_Source data_.
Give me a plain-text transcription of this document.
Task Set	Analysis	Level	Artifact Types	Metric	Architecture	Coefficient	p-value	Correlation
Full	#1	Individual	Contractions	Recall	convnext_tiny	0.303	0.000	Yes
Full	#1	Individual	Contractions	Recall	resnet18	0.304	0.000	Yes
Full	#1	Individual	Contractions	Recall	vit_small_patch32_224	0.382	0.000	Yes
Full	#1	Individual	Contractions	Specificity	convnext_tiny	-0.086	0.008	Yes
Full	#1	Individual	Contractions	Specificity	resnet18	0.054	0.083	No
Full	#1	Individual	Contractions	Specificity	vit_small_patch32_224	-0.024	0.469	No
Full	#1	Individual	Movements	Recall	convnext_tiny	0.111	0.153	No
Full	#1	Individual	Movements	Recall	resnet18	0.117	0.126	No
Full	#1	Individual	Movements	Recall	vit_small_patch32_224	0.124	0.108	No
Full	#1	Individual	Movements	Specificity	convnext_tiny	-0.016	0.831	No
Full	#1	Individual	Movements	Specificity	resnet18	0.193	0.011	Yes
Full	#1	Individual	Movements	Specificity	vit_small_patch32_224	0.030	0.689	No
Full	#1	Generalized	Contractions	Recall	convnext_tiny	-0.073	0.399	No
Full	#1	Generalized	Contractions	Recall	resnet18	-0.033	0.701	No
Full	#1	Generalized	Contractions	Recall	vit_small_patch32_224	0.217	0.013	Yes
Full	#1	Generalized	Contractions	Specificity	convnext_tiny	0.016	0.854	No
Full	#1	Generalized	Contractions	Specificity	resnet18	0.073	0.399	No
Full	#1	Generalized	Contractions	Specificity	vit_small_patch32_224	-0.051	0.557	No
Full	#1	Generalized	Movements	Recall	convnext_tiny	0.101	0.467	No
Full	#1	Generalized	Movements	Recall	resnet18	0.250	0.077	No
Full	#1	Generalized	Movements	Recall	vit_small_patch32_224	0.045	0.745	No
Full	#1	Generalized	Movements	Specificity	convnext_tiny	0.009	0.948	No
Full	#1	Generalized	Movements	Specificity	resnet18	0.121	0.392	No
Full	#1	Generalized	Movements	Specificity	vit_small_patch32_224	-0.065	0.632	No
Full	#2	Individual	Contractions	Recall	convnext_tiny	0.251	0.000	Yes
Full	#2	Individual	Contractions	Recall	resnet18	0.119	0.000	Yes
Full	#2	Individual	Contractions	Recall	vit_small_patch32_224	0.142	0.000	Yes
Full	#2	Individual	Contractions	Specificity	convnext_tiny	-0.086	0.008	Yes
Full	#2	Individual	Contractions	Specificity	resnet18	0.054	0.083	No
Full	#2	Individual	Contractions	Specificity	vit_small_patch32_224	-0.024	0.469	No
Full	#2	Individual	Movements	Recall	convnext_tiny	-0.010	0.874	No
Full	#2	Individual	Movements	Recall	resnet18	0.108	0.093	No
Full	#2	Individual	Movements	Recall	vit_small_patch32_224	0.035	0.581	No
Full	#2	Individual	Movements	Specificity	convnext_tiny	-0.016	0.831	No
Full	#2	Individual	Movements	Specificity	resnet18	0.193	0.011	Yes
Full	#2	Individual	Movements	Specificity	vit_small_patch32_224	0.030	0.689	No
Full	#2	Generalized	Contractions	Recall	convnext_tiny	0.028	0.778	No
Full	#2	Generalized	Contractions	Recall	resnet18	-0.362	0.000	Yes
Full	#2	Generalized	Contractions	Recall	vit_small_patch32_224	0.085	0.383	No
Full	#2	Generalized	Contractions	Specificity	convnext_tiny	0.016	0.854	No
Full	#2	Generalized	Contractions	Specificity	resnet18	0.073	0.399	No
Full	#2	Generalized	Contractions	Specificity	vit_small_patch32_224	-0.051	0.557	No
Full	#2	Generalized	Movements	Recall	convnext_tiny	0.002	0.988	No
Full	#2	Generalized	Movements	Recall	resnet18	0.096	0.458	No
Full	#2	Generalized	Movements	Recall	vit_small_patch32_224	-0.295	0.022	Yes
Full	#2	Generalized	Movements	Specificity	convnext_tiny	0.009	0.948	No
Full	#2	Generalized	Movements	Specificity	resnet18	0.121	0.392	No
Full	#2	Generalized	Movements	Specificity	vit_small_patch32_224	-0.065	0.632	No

_Job_. Print the material above once more, exactly.

_Answer in full_.
Give me a plain-text transcription of this document.
Task Set	Analysis	Level	Artifact Types	Metric	Architecture	Coefficient	p-value	Correlation
Full	#1	Individual	Contractions	Recall	convnext_tiny	0.303	0.000	Yes
Full	#1	Individual	Contractions	Recall	resnet18	0.304	0.000	Yes
Full	#1	Individual	Contractions	Recall	vit_small_patch32_224	0.382	0.000	Yes
Full	#1	Individual	Contractions	Specificity	convnext_tiny	-0.086	0.008	Yes
Full	#1	Individual	Contractions	Specificity	resnet18	0.054	0.083	No
Full	#1	Individual	Contractions	Specificity	vit_small_patch32_224	-0.024	0.469	No
Full	#1	Individual	Movements	Recall	convnext_tiny	0.111	0.153	No
Full	#1	Individual	Movements	Recall	resnet18	0.117	0.126	No
Full	#1	Individual	Movements	Recall	vit_small_patch32_224	0.124	0.108	No
Full	#1	Individual	Movements	Specificity	convnext_tiny	-0.016	0.831	No
Full	#1	Individual	Movements	Specificity	resnet18	0.193	0.011	Yes
Full	#1	Individual	Movements	Specificity	vit_small_patch32_224	0.030	0.689	No
Full	#1	Generalized	Contractions	Recall	convnext_tiny	-0.073	0.399	No
Full	#1	Generalized	Contractions	Recall	resnet18	-0.033	0.701	No
Full	#1	Generalized	Contractions	Recall	vit_small_patch32_224	0.217	0.013	Yes
Full	#1	Generalized	Contractions	Specificity	convnext_tiny	0.016	0.854	No
Full	#1	Generalized	Contractions	Specificity	resnet18	0.073	0.399	No
Full	#1	Generalized	Contractions	Specificity	vit_small_patch32_224	-0.051	0.557	No
Full	#1	Generalized	Movements	Recall	convnext_tiny	0.101	0.467	No
Full	#1	Generalized	Movements	Recall	resnet18	0.250	0.077	No
Full	#1	Generalized	Movements	Recall	vit_small_patch32_224	0.045	0.745	No
Full	#1	Generalized	Movements	Specificity	convnext_tiny	0.009	0.948	No
Full	#1	Generalized	Movements	Specificity	resnet18	0.121	0.392	No
Full	#1	Generalized	Movements	Specificity	vit_small_patch32_224	-0.065	0.632	No
Full	#2	Individual	Contractions	Recall	convnext_tiny	0.251	0.000	Yes
Full	#2	Individual	Contractions	Recall	resnet18	0.119	0.000	Yes
Full	#2	Individual	Contractions	Recall	vit_small_patch32_224	0.142	0.000	Yes
Full	#2	Individual	Contractions	Specificity	convnext_tiny	-0.086	0.008	Yes
Full	#2	Individual	Contractions	Specificity	resnet18	0.054	0.083	No
Full	#2	Individual	Contractions	Specificity	vit_small_patch32_224	-0.024	0.469	No
Full	#2	Individual	Movements	Recall	convnext_tiny	-0.010	0.874	No
Full	#2	Individual	Movements	Recall	resnet18	0.108	0.093	No
Full	#2	Individual	Movements	Recall	vit_small_patch32_224	0.035	0.581	No
Full	#2	Individual	Movements	Specificity	convnext_tiny	-0.016	0.831	No
Full	#2	Individual	Movements	Specificity	resnet18	0.193	0.011	Yes
Full	#2	Individual	Movements	Specificity	vit_small_patch32_224	0.030	0.689	No
Full	#2	Generalized	Contractions	Recall	convnext_tiny	0.028	0.778	No
Full	#2	Generalized	Contractions	Recall	resnet18	-0.362	0.000	Yes
Full	#2	Generalized	Contractions	Recall	vit_small_patch32_224	0.085	0.383	No
Full	#2	Generalized	Contractions	Specificity	convnext_tiny	0.016	0.854	No
Full	#2	Generalized	Contractions	Specificity	resnet18	0.073	0.399	No
Full	#2	Generalized	Contractions	Specificity	vit_small_patch32_224	-0.051	0.557	No
Full	#2	Generalized	Movements	Recall	convnext_tiny	0.002	0.988	No
Full	#2	Generalized	Movements	Recall	resnet18	0.096	0.458	No
Full	#2	Generalized	Movements	Recall	vit_small_patch32_224	-0.295	0.022	Yes
Full	#2	Generalized	Movements	Specificity	convnext_tiny	0.009	0.948	No
Full	#2	Generalized	Movements	Specificity	resnet18	0.121	0.392	No
Full	#2	Generalized	Movements	Specificity	vit_small_patch32_224	-0.065	0.632	No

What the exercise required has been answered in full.